◆ Figure dataset records ◆
_ _ _ _ _

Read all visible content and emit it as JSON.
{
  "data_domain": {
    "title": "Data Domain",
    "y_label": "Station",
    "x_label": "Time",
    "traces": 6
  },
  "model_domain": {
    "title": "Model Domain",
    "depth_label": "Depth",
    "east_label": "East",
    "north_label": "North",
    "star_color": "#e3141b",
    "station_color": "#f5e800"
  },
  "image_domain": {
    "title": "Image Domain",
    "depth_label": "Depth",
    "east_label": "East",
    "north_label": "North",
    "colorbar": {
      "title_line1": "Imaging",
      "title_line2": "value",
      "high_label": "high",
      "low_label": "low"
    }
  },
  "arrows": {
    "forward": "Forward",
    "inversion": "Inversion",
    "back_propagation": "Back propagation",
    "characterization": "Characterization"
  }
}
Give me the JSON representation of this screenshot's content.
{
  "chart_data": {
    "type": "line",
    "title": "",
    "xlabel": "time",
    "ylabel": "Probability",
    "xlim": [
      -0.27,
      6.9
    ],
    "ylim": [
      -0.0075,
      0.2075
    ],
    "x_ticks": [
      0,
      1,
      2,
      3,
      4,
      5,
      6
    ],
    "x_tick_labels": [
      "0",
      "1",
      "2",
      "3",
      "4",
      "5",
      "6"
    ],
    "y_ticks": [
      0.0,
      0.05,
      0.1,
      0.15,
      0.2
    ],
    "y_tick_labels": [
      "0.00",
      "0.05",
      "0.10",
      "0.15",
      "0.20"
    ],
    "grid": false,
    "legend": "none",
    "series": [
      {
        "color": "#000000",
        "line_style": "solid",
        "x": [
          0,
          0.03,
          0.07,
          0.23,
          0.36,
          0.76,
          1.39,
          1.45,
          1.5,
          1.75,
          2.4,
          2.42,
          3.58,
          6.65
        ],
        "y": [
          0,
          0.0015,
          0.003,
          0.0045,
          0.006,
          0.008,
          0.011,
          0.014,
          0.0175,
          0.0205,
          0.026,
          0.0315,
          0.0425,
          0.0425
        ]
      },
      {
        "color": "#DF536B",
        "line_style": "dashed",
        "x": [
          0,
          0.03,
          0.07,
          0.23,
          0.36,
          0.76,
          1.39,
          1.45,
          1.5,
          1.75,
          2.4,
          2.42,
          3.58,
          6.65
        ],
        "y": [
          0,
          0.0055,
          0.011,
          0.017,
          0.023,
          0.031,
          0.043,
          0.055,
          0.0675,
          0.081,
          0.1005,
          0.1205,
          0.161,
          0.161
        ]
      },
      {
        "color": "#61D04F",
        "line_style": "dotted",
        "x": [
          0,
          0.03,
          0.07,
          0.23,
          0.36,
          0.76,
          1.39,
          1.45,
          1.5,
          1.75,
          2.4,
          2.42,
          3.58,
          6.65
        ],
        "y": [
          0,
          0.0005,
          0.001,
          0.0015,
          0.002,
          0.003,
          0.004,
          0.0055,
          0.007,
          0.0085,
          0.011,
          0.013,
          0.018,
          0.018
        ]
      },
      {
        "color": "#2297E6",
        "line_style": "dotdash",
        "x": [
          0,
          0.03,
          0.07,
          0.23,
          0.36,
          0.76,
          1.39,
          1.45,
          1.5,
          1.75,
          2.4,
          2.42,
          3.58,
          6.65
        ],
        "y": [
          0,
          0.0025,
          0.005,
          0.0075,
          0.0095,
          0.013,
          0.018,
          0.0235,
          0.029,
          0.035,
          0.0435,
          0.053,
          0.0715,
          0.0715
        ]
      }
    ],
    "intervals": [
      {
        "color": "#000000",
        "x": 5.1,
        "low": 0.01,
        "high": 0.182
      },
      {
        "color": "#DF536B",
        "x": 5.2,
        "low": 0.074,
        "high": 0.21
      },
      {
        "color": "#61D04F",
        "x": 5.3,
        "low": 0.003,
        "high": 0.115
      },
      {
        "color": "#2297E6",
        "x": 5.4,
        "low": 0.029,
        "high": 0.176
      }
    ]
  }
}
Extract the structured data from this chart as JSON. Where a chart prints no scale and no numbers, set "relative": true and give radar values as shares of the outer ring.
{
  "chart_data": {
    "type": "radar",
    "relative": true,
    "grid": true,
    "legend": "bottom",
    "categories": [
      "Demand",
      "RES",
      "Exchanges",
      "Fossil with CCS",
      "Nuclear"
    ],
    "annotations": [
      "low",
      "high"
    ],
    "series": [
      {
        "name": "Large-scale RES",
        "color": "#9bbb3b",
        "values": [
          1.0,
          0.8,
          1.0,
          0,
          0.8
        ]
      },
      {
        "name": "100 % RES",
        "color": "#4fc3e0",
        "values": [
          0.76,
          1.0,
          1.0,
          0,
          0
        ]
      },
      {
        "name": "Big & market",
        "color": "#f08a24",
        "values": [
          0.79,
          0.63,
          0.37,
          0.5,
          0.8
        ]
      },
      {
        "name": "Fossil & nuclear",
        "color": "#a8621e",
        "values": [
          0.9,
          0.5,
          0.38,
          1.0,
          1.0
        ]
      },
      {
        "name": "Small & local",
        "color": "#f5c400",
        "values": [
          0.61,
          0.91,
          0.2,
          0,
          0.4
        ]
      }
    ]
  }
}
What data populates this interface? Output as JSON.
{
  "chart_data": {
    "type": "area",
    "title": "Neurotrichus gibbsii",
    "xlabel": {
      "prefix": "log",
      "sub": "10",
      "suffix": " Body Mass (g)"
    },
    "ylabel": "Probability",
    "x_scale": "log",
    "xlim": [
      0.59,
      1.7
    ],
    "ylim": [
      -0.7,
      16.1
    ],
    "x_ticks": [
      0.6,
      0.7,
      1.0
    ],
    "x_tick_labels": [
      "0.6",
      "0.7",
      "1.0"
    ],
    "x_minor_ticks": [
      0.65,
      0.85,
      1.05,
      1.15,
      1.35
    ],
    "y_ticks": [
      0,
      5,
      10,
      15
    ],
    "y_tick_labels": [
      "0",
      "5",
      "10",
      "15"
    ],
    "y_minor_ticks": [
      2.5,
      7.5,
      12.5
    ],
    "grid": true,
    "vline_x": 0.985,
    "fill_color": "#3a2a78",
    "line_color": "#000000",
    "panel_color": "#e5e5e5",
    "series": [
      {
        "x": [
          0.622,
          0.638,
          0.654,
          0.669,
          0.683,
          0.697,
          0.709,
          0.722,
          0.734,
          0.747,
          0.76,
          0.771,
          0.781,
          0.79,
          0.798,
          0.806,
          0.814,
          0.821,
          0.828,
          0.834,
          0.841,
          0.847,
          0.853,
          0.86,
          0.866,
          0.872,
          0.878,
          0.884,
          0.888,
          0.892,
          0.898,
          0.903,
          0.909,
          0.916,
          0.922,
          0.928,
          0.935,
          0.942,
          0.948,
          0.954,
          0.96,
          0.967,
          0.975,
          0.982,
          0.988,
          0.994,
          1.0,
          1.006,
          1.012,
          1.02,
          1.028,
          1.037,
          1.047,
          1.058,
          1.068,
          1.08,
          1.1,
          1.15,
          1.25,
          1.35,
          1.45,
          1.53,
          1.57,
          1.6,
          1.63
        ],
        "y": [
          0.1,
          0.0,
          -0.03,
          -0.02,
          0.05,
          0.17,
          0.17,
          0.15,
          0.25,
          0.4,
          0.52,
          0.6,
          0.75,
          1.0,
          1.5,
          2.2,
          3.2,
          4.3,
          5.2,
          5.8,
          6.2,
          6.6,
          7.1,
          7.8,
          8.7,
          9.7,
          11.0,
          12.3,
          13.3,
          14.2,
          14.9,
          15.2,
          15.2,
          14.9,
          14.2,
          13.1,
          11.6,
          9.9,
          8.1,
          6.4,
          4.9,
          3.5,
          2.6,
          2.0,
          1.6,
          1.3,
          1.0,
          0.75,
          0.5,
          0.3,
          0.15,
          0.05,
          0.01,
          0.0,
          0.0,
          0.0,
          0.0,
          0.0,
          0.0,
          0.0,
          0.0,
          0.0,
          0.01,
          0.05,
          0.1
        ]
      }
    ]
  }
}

_ _ _ _ _

◆ EXERCISE REQUIREMENTS ◆
Pull every line containing the word "content" out of the entries above.

◆ CORRECT RESULT ◆
Read all visible content and emit it as JSON.
Give me the JSON representation of this screenshot's content.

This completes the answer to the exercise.